◆ **Written request**
Check each line of the material. Copy those containing "based".
---- Material shown
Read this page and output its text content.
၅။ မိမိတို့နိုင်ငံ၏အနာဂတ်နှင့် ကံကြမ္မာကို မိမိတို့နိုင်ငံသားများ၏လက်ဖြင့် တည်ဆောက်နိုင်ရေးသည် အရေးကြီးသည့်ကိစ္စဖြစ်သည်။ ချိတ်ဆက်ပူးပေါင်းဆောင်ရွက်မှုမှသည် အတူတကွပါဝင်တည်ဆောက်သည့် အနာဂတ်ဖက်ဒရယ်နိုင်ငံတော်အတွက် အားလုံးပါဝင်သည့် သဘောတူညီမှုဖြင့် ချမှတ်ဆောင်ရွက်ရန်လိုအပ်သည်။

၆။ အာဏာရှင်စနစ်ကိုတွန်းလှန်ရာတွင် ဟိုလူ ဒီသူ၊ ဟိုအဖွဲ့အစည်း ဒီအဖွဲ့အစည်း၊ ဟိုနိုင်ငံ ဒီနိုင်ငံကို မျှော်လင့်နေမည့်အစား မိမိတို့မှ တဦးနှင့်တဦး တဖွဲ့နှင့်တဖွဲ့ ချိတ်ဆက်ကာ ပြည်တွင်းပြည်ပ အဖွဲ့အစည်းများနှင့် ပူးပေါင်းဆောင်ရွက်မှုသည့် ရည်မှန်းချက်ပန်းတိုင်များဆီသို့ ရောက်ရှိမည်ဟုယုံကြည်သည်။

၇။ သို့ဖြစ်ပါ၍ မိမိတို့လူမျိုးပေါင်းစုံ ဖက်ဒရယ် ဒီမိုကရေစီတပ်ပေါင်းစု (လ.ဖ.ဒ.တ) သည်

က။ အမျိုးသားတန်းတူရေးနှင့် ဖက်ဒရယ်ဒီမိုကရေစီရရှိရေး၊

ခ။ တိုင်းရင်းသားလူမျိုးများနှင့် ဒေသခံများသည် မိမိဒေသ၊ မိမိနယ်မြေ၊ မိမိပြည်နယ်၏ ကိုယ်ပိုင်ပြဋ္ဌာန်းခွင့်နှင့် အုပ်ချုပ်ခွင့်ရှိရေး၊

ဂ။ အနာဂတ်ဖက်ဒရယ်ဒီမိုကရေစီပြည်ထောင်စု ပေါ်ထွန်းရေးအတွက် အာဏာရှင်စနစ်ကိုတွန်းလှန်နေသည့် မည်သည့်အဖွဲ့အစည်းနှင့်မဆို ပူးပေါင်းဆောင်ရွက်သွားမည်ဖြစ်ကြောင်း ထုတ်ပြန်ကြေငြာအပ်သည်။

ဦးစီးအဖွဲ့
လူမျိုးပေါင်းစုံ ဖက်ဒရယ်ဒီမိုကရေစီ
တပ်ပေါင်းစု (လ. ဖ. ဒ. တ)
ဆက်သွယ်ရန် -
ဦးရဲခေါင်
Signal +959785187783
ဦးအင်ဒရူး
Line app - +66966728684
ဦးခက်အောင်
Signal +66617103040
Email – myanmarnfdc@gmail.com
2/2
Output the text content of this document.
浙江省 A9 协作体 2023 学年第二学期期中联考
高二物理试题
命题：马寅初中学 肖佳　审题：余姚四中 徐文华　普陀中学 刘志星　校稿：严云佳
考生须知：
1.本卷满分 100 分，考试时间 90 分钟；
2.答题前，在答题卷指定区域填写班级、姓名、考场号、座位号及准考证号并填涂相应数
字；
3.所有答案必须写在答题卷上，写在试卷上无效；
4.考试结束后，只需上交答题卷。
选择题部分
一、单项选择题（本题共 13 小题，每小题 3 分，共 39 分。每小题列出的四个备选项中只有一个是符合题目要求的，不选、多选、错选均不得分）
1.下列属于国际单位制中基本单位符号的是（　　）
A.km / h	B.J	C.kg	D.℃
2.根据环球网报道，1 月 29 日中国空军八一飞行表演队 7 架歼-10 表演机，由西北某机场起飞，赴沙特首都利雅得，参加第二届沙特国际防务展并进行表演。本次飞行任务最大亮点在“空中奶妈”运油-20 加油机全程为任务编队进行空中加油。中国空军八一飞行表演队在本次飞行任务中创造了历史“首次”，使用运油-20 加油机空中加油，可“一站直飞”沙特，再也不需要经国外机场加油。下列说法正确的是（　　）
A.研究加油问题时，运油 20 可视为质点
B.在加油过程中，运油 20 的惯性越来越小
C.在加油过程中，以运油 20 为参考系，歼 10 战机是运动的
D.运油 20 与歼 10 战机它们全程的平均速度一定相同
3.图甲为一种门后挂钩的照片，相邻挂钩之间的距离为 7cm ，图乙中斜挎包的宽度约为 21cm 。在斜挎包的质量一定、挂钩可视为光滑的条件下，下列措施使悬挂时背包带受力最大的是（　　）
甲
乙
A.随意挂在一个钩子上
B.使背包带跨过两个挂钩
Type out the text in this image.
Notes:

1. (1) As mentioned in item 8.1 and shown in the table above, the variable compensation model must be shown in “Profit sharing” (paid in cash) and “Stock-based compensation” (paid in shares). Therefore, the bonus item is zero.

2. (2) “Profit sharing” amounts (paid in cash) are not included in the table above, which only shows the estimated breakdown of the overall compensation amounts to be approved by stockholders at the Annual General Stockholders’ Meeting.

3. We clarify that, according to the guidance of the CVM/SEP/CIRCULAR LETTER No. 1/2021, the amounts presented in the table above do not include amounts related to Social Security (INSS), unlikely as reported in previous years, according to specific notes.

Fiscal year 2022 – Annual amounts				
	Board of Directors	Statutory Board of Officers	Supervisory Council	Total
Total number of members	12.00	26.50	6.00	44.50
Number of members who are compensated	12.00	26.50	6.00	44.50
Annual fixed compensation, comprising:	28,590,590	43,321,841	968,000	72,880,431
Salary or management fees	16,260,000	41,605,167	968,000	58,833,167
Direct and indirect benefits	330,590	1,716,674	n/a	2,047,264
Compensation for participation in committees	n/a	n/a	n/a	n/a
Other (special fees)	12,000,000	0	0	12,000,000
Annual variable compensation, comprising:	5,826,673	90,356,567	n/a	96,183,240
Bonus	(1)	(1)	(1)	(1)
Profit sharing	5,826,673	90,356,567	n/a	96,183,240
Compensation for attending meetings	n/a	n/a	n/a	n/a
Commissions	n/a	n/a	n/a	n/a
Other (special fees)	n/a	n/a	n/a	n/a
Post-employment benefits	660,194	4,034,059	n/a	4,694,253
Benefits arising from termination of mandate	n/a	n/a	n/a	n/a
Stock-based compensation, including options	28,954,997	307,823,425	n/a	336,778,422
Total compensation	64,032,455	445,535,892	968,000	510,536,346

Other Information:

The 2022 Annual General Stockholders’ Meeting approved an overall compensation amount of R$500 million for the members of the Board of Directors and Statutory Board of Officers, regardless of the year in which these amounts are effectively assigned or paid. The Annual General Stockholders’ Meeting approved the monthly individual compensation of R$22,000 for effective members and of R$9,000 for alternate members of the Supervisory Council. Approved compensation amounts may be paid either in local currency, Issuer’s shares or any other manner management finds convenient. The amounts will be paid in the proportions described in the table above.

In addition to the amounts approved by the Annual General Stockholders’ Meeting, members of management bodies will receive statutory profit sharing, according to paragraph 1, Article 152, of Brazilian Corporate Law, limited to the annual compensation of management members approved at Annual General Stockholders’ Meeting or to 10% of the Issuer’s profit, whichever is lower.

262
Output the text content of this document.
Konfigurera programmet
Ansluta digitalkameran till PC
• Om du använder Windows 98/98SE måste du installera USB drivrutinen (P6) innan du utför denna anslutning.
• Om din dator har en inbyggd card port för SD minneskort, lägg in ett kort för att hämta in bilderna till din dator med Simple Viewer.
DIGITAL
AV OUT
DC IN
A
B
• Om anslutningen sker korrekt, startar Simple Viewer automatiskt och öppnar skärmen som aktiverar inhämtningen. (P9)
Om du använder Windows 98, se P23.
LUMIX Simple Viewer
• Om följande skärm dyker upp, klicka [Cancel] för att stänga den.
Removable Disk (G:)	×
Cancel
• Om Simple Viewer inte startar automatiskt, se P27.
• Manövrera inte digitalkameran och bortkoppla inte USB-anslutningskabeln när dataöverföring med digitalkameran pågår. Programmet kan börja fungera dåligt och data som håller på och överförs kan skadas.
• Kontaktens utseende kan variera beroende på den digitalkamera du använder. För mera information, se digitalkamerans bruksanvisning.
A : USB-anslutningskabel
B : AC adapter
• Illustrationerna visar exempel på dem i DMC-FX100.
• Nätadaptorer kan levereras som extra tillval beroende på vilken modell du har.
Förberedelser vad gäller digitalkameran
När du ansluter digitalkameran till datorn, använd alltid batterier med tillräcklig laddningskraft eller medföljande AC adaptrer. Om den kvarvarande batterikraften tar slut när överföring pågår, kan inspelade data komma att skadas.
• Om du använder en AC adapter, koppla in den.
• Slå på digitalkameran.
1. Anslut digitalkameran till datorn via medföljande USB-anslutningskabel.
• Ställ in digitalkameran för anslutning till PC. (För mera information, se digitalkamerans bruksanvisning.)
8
--------
◆ **Solution to this problem**
1. (1) As mentioned in item 8.1 and shown in the table above, the variable compensation model must be shown in “Profit sharing” (paid in cash) and “Stock-based compensation” (paid in shares). Therefore, the bonus item is zero.
Stock-based compensation, including options	28,954,997	307,823,425	n/a	336,778,422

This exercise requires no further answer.